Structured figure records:
· · · ·

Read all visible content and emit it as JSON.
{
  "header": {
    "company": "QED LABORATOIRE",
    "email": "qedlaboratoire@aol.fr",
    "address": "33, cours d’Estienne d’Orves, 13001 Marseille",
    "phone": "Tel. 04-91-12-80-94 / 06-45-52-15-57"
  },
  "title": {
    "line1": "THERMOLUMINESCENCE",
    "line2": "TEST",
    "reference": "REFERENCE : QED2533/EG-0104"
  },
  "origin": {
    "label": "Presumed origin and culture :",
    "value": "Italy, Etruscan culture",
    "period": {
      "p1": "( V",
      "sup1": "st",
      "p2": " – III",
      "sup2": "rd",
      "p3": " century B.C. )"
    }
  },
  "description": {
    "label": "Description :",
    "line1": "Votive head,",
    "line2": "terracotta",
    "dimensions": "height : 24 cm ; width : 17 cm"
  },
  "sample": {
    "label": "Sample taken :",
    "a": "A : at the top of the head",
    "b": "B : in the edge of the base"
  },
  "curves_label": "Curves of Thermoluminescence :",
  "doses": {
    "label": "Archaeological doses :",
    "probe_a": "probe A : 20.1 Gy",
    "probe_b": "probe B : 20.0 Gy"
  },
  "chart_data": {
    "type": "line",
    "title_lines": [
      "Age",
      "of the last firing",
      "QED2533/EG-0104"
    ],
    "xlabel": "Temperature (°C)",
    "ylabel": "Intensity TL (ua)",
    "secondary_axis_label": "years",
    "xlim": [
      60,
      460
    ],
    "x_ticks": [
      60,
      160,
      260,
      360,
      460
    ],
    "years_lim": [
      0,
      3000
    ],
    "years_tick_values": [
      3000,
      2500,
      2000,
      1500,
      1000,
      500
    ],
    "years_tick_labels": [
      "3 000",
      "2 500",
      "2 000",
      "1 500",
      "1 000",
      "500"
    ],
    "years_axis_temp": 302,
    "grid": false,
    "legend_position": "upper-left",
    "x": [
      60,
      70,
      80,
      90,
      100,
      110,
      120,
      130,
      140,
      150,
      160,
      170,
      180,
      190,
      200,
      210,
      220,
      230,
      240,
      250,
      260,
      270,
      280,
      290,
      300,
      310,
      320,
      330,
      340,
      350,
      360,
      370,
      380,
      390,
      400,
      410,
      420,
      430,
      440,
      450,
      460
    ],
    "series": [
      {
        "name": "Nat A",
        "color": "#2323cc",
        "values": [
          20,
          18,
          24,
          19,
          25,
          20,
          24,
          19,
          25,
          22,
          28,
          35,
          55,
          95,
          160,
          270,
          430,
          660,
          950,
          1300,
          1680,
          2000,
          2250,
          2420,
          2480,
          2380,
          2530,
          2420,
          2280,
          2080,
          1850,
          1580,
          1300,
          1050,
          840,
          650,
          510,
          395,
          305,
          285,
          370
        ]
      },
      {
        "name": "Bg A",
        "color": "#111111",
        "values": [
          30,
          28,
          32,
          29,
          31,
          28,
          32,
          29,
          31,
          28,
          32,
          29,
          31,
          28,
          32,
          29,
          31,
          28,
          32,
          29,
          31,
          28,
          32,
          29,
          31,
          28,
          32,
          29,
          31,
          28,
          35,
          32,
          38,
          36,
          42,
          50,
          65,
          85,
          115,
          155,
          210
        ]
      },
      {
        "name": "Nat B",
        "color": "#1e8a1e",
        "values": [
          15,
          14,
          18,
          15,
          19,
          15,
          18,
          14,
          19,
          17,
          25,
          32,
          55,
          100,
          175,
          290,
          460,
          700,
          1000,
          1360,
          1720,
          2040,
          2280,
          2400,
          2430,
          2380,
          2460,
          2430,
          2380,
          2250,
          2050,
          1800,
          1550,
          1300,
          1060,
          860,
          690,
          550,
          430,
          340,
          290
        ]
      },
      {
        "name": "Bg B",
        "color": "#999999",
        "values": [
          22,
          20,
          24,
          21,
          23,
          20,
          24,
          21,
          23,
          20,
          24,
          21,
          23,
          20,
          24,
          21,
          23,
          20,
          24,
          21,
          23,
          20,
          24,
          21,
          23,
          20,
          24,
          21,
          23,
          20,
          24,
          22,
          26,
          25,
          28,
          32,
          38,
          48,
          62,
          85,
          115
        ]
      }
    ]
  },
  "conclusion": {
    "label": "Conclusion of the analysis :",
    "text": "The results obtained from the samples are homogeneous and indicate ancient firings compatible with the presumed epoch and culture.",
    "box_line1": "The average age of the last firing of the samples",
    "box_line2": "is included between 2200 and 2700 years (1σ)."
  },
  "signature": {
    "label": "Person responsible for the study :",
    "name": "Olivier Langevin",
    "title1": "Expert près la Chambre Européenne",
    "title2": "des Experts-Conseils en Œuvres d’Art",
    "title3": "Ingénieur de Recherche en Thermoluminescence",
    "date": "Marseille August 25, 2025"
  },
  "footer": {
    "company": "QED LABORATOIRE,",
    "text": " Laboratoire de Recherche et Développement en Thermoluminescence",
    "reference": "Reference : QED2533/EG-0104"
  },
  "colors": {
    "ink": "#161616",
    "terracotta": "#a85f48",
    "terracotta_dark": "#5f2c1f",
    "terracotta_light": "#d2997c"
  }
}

· · · ·

● TASK DIRECTIONS:
Reproduce the records above exactly.

● RESULT OF THE EXERCISE:
Read all visible content and emit it as JSON.
{
  "header": {
    "company": "QED LABORATOIRE",
    "email": "qedlaboratoire@aol.fr",
    "address": "33, cours d’Estienne d’Orves, 13001 Marseille",
    "phone": "Tel. 04-91-12-80-94 / 06-45-52-15-57"
  },
  "title": {
    "line1": "THERMOLUMINESCENCE",
    "line2": "TEST",
    "reference": "REFERENCE : QED2533/EG-0104"
  },
  "origin": {
    "label": "Presumed origin and culture :",
    "value": "Italy, Etruscan culture",
    "period": {
      "p1": "( V",
      "sup1": "st",
      "p2": " – III",
      "sup2": "rd",
      "p3": " century B.C. )"
    }
  },
  "description": {
    "label": "Description :",
    "line1": "Votive head,",
    "line2": "terracotta",
    "dimensions": "height : 24 cm ; width : 17 cm"
  },
  "sample": {
    "label": "Sample taken :",
    "a": "A : at the top of the head",
    "b": "B : in the edge of the base"
  },
  "curves_label": "Curves of Thermoluminescence :",
  "doses": {
    "label": "Archaeological doses :",
    "probe_a": "probe A : 20.1 Gy",
    "probe_b": "probe B : 20.0 Gy"
  },
  "chart_data": {
    "type": "line",
    "title_lines": [
      "Age",
      "of the last firing",
      "QED2533/EG-0104"
    ],
    "xlabel": "Temperature (°C)",
    "ylabel": "Intensity TL (ua)",
    "secondary_axis_label": "years",
    "xlim": [
      60,
      460
    ],
    "x_ticks": [
      60,
      160,
      260,
      360,
      460
    ],
    "years_lim": [
      0,
      3000
    ],
    "years_tick_values": [
      3000,
      2500,
      2000,
      1500,
      1000,
      500
    ],
    "years_tick_labels": [
      "3 000",
      "2 500",
      "2 000",
      "1 500",
      "1 000",
      "500"
    ],
    "years_axis_temp": 302,
    "grid": false,
    "legend_position": "upper-left",
    "x": [
      60,
      70,
      80,
      90,
      100,
      110,
      120,
      130,
      140,
      150,
      160,
      170,
      180,
      190,
      200,
      210,
      220,
      230,
      240,
      250,
      260,
      270,
      280,
      290,
      300,
      310,
      320,
      330,
      340,
      350,
      360,
      370,
      380,
      390,
      400,
      410,
      420,
      430,
      440,
      450,
      460
    ],
    "series": [
      {
        "name": "Nat A",
        "color": "#2323cc",
        "values": [
          20,
          18,
          24,
          19,
          25,
          20,
          24,
          19,
          25,
          22,
          28,
          35,
          55,
          95,
          160,
          270,
          430,
          660,
          950,
          1300,
          1680,
          2000,
          2250,
          2420,
          2480,
          2380,
          2530,
          2420,
          2280,
          2080,
          1850,
          1580,
          1300,
          1050,
          840,
          650,
          510,
          395,
          305,
          285,
          370
        ]
      },
      {
        "name": "Bg A",
        "color": "#111111",
        "values": [
          30,
          28,
          32,
          29,
          31,
          28,
          32,
          29,
          31,
          28,
          32,
          29,
          31,
          28,
          32,
          29,
          31,
          28,
          32,
          29,
          31,
          28,
          32,
          29,
          31,
          28,
          32,
          29,
          31,
          28,
          35,
          32,
          38,
          36,
          42,
          50,
          65,
          85,
          115,
          155,
          210
        ]
      },
      {
        "name": "Nat B",
        "color": "#1e8a1e",
        "values": [
          15,
          14,
          18,
          15,
          19,
          15,
          18,
          14,
          19,
          17,
          25,
          32,
          55,
          100,
          175,
          290,
          460,
          700,
          1000,
          1360,
          1720,
          2040,
          2280,
          2400,
          2430,
          2380,
          2460,
          2430,
          2380,
          2250,
          2050,
          1800,
          1550,
          1300,
          1060,
          860,
          690,
          550,
          430,
          340,
          290
        ]
      },
      {
        "name": "Bg B",
        "color": "#999999",
        "values": [
          22,
          20,
          24,
          21,
          23,
          20,
          24,
          21,
          23,
          20,
          24,
          21,
          23,
          20,
          24,
          21,
          23,
          20,
          24,
          21,
          23,
          20,
          24,
          21,
          23,
          20,
          24,
          21,
          23,
          20,
          24,
          22,
          26,
          25,
          28,
          32,
          38,
          48,
          62,
          85,
          115
        ]
      }
    ]
  },
  "conclusion": {
    "label": "Conclusion of the analysis :",
    "text": "The results obtained from the samples are homogeneous and indicate ancient firings compatible with the presumed epoch and culture.",
    "box_line1": "The average age of the last firing of the samples",
    "box_line2": "is included between 2200 and 2700 years (1σ)."
  },
  "signature": {
    "label": "Person responsible for the study :",
    "name": "Olivier Langevin",
    "title1": "Expert près la Chambre Européenne",
    "title2": "des Experts-Conseils en Œuvres d’Art",
    "title3": "Ingénieur de Recherche en Thermoluminescence",
    "date": "Marseille August 25, 2025"
  },
  "footer": {
    "company": "QED LABORATOIRE,",
    "text": " Laboratoire de Recherche et Développement en Thermoluminescence",
    "reference": "Reference : QED2533/EG-0104"
  },
  "colors": {
    "ink": "#161616",
    "terracotta": "#a85f48",
    "terracotta_dark": "#5f2c1f",
    "terracotta_light": "#d2997c"
  }
}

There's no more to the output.